>> START Excerpted text

Monday, August 15, 2011

MY THREE DAYS AS A CUBAN

THEME: HEAR NO, SEE NO, SPEAK NO, YOU KNOW
"Shall I tell you what the real evil is? To cringe to the things that are called evils, to surrender to them our freedom, in defiance of which we ought to face any suffering." ~ Lucius Annaeus Seneca


          The email fairly screamed: Please take it down. You could be placing people at risk. Give us time to look at it first.
            Uh oh.  All I’d done is set up an online chronicle of my trip to Cuba.* I had to do something with the barrage of images and stories that woke me up every morning, to the Afro-Cuban beat of the music that followed us everywhere and then followed me home.
            As a courtesy, or maybe nagged by a vestige of the paranoia that hovers in the Cuban air, the first thing I did was send the link to my two tour leaders. And received this alarming reply.

>> END Excerpted text
>> START Dataset rows

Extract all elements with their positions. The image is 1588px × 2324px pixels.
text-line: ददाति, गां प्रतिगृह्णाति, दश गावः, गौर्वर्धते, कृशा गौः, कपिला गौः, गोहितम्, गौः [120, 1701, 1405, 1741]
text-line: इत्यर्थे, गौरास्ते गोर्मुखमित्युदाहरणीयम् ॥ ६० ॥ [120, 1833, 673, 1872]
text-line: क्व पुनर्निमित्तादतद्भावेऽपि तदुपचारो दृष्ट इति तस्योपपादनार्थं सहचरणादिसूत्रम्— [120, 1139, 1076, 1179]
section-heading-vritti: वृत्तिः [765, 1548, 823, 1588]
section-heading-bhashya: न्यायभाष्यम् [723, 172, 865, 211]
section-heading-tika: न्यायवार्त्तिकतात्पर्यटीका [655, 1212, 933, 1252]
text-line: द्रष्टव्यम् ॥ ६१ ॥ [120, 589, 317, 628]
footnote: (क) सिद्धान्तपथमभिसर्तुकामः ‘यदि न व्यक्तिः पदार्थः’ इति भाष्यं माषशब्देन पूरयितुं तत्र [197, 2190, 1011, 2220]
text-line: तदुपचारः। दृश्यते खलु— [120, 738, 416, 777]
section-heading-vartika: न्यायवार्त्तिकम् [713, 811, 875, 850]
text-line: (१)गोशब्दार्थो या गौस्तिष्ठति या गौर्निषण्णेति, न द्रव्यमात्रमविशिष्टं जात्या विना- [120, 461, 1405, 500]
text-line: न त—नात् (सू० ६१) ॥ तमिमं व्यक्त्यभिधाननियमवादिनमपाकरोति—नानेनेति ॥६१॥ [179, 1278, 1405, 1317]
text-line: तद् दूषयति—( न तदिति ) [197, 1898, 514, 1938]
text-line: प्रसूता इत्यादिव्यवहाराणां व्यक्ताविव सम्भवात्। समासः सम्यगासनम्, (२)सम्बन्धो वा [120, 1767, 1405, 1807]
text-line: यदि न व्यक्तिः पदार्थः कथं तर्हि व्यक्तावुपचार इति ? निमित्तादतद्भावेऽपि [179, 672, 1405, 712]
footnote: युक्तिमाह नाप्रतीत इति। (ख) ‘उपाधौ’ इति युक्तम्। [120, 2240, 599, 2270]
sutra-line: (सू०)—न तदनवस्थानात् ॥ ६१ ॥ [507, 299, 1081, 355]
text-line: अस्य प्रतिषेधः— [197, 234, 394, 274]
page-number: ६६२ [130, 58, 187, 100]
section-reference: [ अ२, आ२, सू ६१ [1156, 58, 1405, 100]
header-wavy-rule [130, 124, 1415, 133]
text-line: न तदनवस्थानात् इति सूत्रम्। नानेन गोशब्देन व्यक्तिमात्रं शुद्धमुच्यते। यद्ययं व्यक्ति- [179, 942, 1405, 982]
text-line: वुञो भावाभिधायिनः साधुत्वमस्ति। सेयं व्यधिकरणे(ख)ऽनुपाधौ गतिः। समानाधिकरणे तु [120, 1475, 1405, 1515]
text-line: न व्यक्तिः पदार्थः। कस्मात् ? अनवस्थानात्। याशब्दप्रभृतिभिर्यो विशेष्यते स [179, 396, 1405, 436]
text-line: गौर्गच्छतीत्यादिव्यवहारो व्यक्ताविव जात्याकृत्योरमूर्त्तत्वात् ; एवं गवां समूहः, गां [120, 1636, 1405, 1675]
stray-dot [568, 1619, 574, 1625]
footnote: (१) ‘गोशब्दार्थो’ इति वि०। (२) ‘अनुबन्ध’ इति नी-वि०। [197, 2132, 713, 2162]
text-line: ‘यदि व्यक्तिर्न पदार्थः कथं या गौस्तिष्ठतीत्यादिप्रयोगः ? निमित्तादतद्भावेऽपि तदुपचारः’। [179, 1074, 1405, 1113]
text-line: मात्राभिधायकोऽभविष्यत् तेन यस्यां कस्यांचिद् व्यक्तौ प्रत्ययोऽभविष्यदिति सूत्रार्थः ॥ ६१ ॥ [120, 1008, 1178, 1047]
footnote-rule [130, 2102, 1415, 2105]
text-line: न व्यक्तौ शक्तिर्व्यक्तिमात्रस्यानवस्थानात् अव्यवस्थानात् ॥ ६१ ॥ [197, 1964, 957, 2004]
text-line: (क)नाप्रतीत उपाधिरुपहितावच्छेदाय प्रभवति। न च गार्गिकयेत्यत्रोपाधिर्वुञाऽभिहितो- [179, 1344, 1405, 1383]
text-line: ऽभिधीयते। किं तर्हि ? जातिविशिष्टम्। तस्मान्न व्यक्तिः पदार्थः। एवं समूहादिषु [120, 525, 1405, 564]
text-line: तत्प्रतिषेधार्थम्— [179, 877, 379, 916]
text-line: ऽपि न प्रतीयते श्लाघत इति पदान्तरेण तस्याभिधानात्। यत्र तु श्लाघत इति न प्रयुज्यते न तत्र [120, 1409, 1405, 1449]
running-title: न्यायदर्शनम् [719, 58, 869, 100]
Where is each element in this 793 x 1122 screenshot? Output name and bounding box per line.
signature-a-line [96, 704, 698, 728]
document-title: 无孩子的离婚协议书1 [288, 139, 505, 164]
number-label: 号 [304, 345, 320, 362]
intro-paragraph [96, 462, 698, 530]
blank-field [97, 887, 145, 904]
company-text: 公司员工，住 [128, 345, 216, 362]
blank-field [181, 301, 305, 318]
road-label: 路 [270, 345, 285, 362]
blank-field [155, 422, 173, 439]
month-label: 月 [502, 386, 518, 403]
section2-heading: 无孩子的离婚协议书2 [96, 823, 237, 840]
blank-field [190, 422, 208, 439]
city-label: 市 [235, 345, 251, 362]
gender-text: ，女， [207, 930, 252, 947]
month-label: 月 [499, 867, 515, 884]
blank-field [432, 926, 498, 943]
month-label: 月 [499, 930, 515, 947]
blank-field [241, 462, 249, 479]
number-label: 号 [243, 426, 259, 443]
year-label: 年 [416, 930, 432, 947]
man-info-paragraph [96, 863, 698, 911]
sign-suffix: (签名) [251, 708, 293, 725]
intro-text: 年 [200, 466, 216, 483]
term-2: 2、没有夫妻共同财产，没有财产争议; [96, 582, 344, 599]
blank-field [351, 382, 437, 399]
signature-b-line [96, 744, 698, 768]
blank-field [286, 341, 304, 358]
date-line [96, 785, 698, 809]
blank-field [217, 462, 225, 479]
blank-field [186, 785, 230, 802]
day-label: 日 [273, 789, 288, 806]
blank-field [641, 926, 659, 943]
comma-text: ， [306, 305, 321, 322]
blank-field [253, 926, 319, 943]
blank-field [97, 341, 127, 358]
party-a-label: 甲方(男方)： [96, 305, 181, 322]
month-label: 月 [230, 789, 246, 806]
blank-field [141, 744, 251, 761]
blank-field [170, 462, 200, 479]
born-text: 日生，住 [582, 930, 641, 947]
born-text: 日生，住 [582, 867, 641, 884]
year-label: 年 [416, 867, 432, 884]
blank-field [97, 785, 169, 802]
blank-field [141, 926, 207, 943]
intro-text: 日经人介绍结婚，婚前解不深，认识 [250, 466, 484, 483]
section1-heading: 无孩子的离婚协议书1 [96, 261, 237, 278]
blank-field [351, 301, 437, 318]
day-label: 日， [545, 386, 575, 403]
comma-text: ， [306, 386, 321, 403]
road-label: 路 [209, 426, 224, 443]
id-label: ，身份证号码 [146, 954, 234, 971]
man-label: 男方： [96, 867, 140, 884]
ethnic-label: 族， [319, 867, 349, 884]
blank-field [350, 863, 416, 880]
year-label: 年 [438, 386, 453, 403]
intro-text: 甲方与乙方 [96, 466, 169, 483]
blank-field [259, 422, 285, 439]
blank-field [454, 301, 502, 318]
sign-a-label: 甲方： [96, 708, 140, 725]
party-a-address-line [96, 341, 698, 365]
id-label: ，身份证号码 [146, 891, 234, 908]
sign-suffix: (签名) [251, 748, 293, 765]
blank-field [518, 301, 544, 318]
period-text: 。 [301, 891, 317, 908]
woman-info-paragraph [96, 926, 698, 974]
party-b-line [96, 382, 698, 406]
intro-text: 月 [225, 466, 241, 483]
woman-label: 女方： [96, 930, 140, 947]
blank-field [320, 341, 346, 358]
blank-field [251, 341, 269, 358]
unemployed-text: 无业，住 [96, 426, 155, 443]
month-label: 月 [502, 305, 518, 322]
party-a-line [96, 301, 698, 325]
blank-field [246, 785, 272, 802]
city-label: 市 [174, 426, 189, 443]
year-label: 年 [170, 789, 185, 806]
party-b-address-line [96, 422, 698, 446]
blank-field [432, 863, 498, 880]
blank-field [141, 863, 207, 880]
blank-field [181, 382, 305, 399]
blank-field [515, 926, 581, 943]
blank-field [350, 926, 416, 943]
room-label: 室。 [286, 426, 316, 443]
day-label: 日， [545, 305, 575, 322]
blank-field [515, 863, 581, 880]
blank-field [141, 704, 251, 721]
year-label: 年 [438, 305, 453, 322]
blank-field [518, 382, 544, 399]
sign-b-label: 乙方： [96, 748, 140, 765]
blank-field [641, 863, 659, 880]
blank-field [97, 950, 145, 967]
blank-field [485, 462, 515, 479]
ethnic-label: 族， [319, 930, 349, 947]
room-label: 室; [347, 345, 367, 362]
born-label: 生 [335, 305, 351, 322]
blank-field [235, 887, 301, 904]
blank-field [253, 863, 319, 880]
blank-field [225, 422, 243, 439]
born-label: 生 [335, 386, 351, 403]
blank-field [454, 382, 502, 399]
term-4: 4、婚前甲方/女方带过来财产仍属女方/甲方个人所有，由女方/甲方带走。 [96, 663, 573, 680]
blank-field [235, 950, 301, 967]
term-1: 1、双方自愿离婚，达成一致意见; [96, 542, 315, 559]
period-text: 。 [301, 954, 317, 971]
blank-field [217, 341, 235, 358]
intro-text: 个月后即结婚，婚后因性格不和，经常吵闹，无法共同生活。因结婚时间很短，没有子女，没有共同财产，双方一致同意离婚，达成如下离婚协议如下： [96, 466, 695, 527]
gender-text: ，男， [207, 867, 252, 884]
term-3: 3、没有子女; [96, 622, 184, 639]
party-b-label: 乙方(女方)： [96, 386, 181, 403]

>> END Dataset rows

Required tasks -
(1) Give the number of lines in the records that contain the string "road", and reply with only that number.
(2) Continue the account of the trip to Cuba from the point where it stops.

Answers -
(1) 2

(2)
            I had plenty of stories to tell. We arrived the day after the 50th anniversary of the Revolution. Banners with Fidel’s likeness proclaimed its success. Our bus ride through Havana suggested otherwise. Dilapidated buildings, streams of vintage U.S. cars, and stacks of post-Revolution fortress-like apartment buildings lined our path to the Parque Central Hotel. We passed Revolution Square where officials once corralled tens of thousands of Cubans, some accounts say upwards of a million, to stand in the Caribbean sun to hear El Lider’s six-hour speeches.
            It sat empty today, a vast parking lot of a space. A tower, 358 feet of revolutionary fervor, rose in the center.  A tan office building that bordered the space on the right was decorated with a five story high metal sculpture of Che Guevara’s head. It seemed a high honor for an itinerant revolutionary who left Cuba after only six years for greener pastures in Bolivia, where he was executed after that revolution failed.  Still, his image is everywhere.
            We checked into our hotel, a replica of an older European hotel, with mahogany furniture and heavy draperies. We drew them open and gasped. We call it a slum; they call it normal.  Welcome to Cuba, the land of the-emperor-has-no-clothes.
            Before our departure from Miami, our tour leaders had given us just two pieces of advice:
1) Do not use the word “humanitarian” in front of the Cuban airport officials. They officially don’t need any help, and it might complicate our entry into the country to suggest that they do.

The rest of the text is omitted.